*** EXCERPTED DATA ***
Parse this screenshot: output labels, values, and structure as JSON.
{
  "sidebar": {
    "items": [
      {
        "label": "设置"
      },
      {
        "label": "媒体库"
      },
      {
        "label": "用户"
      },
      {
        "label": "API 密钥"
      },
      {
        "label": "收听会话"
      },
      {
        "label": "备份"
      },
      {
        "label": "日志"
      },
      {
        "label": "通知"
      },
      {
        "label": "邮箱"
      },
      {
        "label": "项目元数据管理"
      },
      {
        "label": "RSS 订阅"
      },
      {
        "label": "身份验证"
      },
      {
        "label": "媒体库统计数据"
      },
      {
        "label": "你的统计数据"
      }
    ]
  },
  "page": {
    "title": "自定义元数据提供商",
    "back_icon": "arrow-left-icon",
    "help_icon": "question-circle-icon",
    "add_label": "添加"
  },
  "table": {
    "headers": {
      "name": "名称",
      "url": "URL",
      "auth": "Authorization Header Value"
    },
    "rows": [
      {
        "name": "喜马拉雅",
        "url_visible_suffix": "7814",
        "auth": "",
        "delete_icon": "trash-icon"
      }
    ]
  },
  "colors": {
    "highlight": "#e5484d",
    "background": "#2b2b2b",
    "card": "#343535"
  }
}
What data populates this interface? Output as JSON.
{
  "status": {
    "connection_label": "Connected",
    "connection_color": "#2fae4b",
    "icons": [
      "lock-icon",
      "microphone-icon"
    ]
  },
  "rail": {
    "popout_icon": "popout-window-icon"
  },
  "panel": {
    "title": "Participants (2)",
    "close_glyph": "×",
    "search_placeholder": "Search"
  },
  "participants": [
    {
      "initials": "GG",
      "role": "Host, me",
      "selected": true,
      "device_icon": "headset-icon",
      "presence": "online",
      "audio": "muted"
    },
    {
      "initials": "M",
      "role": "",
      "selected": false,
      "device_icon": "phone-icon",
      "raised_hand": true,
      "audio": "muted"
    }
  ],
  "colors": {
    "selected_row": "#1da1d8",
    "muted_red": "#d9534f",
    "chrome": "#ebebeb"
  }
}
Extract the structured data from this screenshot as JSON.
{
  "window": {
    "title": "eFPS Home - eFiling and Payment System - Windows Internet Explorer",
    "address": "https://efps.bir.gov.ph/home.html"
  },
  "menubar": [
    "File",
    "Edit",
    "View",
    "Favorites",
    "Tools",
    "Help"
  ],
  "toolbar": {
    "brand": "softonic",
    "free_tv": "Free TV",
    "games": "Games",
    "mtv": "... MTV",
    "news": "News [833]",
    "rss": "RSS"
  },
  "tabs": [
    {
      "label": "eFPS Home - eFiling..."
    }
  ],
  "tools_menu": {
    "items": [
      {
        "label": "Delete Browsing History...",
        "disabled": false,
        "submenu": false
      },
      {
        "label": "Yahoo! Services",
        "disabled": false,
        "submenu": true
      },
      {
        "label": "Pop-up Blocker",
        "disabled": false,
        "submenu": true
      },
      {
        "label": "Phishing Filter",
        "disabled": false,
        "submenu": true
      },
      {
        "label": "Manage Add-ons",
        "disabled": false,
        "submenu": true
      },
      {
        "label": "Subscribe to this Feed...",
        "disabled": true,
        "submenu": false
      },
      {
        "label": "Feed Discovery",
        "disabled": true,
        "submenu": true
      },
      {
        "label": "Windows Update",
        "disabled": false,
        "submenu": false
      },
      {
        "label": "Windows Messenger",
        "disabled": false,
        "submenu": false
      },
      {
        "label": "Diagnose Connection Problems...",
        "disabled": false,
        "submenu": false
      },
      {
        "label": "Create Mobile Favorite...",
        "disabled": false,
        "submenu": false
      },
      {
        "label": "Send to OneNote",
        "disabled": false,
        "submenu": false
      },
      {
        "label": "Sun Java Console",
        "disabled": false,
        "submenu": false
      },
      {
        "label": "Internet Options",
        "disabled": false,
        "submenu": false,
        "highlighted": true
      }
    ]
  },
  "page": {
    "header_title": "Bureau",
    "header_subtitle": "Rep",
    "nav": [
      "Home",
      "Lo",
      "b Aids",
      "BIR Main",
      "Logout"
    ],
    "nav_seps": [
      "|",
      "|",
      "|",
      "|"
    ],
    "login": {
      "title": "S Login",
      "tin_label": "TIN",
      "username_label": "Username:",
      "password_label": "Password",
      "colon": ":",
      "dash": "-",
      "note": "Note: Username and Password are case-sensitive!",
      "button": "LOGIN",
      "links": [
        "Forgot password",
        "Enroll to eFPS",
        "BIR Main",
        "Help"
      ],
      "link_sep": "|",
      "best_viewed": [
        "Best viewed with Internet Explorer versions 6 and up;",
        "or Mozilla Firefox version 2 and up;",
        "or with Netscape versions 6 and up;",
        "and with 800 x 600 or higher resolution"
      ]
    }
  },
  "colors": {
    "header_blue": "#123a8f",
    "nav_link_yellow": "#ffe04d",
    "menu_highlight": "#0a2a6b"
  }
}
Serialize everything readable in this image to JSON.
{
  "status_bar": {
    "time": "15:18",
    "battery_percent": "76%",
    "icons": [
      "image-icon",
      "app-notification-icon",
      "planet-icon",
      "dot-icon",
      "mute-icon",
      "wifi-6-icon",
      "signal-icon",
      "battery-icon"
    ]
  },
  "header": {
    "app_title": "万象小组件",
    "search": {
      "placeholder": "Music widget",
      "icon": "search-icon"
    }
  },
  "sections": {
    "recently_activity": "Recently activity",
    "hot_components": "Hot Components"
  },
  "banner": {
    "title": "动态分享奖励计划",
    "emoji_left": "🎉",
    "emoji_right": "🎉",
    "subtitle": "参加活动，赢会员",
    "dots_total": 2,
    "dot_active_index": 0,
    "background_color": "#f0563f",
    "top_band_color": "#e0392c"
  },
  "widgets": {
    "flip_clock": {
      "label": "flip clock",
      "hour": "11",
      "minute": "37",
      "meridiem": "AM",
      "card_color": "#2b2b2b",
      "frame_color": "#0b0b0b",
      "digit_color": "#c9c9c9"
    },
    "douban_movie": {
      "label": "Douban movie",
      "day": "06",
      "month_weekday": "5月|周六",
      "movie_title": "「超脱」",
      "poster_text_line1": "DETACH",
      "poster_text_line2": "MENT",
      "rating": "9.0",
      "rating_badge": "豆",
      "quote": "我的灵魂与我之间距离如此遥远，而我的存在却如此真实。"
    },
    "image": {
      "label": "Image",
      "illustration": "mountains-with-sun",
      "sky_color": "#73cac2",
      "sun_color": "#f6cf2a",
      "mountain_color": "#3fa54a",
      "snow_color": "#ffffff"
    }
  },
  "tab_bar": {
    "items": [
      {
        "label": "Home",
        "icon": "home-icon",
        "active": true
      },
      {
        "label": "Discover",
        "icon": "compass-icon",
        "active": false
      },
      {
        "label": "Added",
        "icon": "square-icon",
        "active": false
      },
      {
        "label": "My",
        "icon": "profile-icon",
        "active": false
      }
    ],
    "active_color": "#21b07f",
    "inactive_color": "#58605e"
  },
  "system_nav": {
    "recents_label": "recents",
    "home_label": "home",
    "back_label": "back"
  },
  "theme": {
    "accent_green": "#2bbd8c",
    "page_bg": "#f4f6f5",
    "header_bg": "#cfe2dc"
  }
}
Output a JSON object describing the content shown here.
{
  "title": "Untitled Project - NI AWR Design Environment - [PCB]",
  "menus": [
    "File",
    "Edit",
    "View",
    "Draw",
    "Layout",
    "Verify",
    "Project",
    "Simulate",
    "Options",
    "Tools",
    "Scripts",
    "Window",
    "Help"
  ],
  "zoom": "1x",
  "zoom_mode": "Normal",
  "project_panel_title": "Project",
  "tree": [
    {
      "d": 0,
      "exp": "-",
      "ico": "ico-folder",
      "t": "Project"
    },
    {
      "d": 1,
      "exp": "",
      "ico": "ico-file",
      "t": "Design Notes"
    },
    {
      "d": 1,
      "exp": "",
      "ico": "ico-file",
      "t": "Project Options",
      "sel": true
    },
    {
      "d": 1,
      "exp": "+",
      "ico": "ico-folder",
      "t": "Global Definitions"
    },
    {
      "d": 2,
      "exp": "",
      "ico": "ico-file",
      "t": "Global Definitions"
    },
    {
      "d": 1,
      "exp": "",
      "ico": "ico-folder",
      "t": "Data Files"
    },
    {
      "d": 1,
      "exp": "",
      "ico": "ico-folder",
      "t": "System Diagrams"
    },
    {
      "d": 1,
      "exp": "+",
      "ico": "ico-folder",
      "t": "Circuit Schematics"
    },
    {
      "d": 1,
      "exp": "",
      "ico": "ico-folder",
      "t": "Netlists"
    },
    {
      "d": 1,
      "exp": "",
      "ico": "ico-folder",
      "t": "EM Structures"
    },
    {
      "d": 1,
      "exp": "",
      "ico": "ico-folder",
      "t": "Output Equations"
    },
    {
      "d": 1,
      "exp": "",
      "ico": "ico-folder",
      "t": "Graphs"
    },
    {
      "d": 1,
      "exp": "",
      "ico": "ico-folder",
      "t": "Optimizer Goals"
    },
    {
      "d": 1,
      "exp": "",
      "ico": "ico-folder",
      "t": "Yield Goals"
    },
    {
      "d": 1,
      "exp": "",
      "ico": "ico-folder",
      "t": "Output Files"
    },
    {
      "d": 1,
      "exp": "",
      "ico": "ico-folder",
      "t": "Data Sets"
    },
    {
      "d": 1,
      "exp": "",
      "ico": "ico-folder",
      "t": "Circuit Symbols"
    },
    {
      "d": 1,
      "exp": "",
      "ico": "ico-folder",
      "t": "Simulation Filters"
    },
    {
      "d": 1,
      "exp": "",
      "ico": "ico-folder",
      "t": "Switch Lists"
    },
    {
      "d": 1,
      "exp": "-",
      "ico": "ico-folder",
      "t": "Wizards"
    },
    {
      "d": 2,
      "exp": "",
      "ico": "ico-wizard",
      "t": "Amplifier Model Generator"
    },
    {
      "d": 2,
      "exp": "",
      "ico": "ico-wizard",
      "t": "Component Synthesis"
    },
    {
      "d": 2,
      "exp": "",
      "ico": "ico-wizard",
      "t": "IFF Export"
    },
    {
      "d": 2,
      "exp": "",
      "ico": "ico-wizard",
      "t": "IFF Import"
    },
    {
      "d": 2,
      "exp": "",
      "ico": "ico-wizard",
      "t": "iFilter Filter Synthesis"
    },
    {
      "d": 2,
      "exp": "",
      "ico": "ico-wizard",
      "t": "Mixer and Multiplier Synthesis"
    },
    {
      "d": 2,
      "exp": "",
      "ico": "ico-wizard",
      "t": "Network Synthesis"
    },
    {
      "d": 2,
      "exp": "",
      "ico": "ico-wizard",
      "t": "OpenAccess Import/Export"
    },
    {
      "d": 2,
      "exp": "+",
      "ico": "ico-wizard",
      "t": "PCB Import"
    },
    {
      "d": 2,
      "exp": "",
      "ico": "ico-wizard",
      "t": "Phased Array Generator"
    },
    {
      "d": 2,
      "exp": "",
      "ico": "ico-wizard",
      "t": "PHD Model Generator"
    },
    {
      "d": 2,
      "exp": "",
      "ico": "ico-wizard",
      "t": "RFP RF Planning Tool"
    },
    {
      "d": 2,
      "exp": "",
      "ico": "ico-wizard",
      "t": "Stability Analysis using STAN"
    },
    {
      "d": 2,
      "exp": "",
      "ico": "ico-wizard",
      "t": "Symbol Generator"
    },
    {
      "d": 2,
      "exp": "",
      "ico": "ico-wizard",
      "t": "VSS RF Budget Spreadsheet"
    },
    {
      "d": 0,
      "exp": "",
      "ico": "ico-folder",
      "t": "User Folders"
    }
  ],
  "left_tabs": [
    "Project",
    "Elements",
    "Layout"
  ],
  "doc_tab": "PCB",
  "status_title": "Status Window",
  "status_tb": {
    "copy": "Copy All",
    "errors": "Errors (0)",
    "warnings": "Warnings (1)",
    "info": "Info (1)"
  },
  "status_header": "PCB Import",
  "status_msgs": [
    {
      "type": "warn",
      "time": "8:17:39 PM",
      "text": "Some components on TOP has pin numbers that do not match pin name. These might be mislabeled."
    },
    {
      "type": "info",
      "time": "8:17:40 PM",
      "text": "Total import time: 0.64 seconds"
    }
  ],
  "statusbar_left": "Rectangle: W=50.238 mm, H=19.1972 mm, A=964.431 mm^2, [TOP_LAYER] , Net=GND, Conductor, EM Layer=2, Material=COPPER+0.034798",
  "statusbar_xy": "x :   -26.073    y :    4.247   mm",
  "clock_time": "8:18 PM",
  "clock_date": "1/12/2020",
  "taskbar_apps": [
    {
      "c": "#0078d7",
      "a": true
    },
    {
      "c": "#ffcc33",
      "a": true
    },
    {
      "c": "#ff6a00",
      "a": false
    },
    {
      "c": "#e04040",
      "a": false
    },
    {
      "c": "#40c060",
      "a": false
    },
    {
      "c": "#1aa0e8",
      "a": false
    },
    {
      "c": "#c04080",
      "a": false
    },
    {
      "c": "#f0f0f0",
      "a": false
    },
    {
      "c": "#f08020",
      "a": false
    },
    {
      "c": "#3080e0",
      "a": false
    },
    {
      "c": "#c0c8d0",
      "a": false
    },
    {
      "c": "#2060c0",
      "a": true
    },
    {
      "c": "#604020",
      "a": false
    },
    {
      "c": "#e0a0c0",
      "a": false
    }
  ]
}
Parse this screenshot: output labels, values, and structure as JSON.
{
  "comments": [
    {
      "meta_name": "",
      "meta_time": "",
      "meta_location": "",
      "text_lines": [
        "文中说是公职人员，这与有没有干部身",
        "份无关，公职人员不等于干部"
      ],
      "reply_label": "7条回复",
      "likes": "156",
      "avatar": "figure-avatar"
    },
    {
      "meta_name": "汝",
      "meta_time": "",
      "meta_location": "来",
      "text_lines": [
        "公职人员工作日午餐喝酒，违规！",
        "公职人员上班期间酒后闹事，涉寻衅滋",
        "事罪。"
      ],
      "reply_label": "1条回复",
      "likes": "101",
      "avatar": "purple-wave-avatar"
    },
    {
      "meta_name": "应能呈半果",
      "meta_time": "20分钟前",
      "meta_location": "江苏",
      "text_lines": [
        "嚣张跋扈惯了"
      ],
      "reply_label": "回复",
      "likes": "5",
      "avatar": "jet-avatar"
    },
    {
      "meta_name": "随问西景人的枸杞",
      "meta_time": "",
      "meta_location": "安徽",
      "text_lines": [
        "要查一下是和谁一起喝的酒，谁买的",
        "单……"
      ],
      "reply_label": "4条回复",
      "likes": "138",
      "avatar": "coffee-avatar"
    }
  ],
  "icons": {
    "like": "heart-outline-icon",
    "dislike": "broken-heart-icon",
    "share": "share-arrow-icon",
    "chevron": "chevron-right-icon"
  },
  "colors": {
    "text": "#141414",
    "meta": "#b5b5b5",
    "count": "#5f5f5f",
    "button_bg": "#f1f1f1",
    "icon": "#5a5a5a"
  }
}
***
▸ OBJECTIVE
Your task is to pick out every line with the string "arrow" and copy it.

▸ EXERCISE RESPONSE
    "back_icon": "arrow-left-icon",
    "share": "share-arrow-icon",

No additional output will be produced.